Stored dataset items:
——————————
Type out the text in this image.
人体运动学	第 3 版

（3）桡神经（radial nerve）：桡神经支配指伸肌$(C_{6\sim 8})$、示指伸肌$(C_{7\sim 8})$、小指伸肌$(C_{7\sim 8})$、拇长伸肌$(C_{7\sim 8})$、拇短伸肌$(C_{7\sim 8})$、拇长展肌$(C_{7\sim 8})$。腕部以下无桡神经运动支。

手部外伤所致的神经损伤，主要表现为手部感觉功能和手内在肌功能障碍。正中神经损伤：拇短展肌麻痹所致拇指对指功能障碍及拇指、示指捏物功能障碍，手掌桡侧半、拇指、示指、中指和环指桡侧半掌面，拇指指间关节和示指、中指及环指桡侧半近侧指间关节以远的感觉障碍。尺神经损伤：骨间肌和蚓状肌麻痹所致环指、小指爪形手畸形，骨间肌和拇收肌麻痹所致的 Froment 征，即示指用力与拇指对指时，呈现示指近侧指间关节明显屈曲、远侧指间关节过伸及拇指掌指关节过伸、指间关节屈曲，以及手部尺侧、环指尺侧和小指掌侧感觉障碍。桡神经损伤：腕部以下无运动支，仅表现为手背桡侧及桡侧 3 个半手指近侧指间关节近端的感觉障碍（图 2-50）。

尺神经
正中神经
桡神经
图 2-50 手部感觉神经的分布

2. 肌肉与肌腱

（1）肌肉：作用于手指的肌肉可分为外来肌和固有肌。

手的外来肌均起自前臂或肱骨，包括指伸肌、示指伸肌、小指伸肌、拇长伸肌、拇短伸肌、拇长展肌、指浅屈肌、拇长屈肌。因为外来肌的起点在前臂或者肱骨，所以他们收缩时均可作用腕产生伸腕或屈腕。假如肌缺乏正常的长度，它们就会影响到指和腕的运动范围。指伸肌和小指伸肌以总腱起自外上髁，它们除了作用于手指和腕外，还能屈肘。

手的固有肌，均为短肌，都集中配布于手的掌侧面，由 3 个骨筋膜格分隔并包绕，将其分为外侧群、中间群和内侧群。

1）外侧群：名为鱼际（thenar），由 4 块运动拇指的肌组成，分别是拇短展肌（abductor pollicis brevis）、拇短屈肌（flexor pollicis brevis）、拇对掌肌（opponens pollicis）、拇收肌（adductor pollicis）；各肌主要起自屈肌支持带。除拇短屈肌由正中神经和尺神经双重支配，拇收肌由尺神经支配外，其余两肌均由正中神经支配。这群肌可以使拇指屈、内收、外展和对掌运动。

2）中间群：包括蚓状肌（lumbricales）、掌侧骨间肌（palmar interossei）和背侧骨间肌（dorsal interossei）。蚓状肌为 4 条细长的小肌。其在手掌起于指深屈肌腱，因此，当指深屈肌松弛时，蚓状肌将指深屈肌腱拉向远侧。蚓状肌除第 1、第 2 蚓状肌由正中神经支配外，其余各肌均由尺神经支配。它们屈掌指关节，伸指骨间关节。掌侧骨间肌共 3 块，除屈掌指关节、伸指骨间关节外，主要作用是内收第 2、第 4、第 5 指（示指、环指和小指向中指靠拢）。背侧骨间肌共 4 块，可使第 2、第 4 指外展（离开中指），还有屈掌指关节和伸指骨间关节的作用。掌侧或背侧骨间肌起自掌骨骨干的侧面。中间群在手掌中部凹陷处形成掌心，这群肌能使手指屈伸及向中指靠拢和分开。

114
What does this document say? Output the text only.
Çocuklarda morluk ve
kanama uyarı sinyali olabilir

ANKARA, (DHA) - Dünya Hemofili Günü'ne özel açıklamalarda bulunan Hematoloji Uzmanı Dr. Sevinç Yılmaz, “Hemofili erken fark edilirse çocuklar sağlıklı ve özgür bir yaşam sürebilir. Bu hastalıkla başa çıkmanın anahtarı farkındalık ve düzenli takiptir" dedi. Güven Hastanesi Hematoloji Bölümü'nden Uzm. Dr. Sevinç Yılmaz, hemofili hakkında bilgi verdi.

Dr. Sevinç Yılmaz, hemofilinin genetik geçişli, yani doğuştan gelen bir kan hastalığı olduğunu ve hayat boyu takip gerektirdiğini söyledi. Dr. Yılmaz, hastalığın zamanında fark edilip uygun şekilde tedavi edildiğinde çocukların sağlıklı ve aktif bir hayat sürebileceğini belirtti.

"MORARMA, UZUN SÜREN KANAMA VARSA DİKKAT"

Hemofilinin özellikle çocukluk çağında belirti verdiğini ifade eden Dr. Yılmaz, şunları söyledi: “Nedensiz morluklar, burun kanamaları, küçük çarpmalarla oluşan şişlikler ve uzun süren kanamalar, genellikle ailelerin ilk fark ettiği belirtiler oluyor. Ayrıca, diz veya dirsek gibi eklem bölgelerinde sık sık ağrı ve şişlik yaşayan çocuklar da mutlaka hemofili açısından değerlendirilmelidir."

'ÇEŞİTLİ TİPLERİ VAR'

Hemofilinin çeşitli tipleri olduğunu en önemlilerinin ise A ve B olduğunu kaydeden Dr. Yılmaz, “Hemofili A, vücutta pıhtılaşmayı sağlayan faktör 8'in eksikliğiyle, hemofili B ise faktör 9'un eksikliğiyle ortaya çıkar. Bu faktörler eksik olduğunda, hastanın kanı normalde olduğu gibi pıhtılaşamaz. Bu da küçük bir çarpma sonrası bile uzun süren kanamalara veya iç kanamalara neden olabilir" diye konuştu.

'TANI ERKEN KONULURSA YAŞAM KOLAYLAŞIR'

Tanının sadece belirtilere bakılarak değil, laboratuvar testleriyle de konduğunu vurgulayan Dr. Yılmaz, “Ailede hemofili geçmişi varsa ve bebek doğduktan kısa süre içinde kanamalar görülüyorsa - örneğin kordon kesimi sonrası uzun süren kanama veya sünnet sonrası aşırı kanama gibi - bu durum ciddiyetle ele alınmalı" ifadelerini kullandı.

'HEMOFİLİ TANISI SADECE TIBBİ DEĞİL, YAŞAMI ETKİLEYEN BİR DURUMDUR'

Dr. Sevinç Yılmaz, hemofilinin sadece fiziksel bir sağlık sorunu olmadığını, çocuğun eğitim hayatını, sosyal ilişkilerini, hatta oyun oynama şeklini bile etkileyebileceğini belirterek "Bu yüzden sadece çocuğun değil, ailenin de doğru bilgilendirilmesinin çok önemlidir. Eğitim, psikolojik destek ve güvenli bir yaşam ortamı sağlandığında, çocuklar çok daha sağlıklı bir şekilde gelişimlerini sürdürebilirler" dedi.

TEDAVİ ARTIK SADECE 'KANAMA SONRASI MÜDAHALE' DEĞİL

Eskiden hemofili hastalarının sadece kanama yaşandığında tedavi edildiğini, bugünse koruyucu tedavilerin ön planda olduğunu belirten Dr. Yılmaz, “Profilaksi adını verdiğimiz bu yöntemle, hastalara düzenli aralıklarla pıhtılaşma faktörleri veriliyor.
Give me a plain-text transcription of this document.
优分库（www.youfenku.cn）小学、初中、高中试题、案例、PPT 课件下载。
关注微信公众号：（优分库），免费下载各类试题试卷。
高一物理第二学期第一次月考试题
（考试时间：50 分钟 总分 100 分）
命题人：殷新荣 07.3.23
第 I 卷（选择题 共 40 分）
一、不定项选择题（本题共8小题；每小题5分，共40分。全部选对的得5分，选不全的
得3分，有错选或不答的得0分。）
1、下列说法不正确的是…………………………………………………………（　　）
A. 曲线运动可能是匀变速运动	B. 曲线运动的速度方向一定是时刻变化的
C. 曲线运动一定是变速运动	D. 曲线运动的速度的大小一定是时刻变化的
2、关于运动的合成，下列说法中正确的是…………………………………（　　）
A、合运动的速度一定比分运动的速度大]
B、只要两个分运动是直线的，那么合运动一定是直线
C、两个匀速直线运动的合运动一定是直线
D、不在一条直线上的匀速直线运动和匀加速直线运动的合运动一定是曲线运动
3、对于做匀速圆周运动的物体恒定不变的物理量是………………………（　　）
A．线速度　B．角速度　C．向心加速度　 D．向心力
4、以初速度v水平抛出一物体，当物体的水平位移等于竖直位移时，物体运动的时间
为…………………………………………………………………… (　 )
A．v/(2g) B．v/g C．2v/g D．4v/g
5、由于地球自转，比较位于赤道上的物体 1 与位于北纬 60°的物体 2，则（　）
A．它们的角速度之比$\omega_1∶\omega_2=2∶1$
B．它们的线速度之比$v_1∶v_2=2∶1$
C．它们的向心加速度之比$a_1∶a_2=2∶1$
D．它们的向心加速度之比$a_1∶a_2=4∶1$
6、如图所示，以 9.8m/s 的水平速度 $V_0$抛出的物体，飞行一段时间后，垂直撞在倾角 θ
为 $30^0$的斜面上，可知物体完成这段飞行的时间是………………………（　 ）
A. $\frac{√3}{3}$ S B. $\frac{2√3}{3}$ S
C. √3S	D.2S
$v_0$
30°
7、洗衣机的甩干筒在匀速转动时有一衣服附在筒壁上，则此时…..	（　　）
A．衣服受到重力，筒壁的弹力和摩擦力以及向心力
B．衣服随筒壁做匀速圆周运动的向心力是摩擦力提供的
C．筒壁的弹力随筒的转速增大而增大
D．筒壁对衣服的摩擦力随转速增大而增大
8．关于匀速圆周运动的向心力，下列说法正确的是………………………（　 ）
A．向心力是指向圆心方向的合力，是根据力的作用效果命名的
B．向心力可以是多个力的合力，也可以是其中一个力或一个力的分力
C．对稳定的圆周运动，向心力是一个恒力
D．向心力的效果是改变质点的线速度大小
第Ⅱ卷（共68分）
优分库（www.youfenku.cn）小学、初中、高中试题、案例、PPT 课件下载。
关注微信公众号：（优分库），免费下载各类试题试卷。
——————————
▶ _REQUIREMENT_
Include both ends. Return the line holding "Give me a plain-text" and all lines after it in the records above, exactly as written.

▶ _COMPLETED TASK_
Give me a plain-text transcription of this document.
优分库（www.youfenku.cn）小学、初中、高中试题、案例、PPT 课件下载。
关注微信公众号：（优分库），免费下载各类试题试卷。
高一物理第二学期第一次月考试题
（考试时间：50 分钟 总分 100 分）
命题人：殷新荣 07.3.23
第 I 卷（选择题 共 40 分）
一、不定项选择题（本题共8小题；每小题5分，共40分。全部选对的得5分，选不全的
得3分，有错选或不答的得0分。）
1、下列说法不正确的是…………………………………………………………（　　）
A. 曲线运动可能是匀变速运动	B. 曲线运动的速度方向一定是时刻变化的
C. 曲线运动一定是变速运动	D. 曲线运动的速度的大小一定是时刻变化的
2、关于运动的合成，下列说法中正确的是…………………………………（　　）
A、合运动的速度一定比分运动的速度大]
B、只要两个分运动是直线的，那么合运动一定是直线
C、两个匀速直线运动的合运动一定是直线
D、不在一条直线上的匀速直线运动和匀加速直线运动的合运动一定是曲线运动
3、对于做匀速圆周运动的物体恒定不变的物理量是………………………（　　）
A．线速度　B．角速度　C．向心加速度　 D．向心力
4、以初速度v水平抛出一物体，当物体的水平位移等于竖直位移时，物体运动的时间
为…………………………………………………………………… (　 )
A．v/(2g) B．v/g C．2v/g D．4v/g
5、由于地球自转，比较位于赤道上的物体 1 与位于北纬 60°的物体 2，则（　）
A．它们的角速度之比$\omega_1∶\omega_2=2∶1$
B．它们的线速度之比$v_1∶v_2=2∶1$
C．它们的向心加速度之比$a_1∶a_2=2∶1$
D．它们的向心加速度之比$a_1∶a_2=4∶1$
6、如图所示，以 9.8m/s 的水平速度 $V_0$抛出的物体，飞行一段时间后，垂直撞在倾角 θ
为 $30^0$的斜面上，可知物体完成这段飞行的时间是………………………（　 ）
A. $\frac{√3}{3}$ S B. $\frac{2√3}{3}$ S
C. √3S	D.2S
$v_0$
30°
7、洗衣机的甩干筒在匀速转动时有一衣服附在筒壁上，则此时…..	（　　）
A．衣服受到重力，筒壁的弹力和摩擦力以及向心力
B．衣服随筒壁做匀速圆周运动的向心力是摩擦力提供的
C．筒壁的弹力随筒的转速增大而增大
D．筒壁对衣服的摩擦力随转速增大而增大
8．关于匀速圆周运动的向心力，下列说法正确的是………………………（　 ）
A．向心力是指向圆心方向的合力，是根据力的作用效果命名的
B．向心力可以是多个力的合力，也可以是其中一个力或一个力的分力
C．对稳定的圆周运动，向心力是一个恒力
D．向心力的效果是改变质点的线速度大小
第Ⅱ卷（共68分）
优分库（www.youfenku.cn）小学、初中、高中试题、案例、PPT 课件下载。
关注微信公众号：（优分库），免费下载各类试题试卷。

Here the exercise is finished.